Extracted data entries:
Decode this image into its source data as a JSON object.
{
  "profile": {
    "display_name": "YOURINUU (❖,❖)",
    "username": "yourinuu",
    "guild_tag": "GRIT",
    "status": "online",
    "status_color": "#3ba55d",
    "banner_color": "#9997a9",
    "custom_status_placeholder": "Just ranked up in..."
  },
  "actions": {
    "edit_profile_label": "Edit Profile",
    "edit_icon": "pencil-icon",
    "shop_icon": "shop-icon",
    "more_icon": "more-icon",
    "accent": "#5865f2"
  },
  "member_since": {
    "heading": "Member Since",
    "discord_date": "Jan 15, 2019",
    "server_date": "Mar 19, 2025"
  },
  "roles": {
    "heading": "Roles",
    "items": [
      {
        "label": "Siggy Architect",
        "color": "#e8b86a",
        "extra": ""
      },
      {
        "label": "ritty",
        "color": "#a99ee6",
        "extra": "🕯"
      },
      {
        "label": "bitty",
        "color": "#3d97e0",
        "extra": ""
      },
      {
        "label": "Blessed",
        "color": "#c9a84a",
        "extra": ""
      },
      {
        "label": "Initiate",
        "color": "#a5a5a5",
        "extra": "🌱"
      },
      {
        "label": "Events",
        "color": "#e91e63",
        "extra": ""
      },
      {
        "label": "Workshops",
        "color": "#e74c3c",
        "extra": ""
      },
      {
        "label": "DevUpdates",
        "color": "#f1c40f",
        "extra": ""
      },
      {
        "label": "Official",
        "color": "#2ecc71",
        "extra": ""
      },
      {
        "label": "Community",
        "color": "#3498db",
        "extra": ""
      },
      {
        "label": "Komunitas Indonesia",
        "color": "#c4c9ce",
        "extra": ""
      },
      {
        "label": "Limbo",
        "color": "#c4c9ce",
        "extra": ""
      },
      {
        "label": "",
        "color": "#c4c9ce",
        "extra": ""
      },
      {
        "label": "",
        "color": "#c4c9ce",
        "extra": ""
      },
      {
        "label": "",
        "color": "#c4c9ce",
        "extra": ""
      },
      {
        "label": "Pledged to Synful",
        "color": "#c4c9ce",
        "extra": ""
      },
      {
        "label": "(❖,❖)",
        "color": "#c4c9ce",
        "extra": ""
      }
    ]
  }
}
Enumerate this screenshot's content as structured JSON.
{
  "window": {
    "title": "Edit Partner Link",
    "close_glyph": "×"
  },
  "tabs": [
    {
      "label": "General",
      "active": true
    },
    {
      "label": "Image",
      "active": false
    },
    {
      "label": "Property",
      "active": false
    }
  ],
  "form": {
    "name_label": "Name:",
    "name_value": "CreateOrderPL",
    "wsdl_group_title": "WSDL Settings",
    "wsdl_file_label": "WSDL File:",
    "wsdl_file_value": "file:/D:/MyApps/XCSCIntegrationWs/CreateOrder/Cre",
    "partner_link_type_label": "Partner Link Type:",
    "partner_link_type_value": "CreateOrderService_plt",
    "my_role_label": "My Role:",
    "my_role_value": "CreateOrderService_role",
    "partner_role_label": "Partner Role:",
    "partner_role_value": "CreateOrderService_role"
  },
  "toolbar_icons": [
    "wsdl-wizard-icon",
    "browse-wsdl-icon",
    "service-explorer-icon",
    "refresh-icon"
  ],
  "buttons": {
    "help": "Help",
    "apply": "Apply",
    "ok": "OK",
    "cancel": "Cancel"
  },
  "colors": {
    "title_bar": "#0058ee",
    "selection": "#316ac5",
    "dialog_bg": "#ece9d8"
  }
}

What is required: Copy out every line of the data that includes "JSON".

Answer below:
Decode this image into its source data as a JSON object.
Enumerate this screenshot's content as structured JSON.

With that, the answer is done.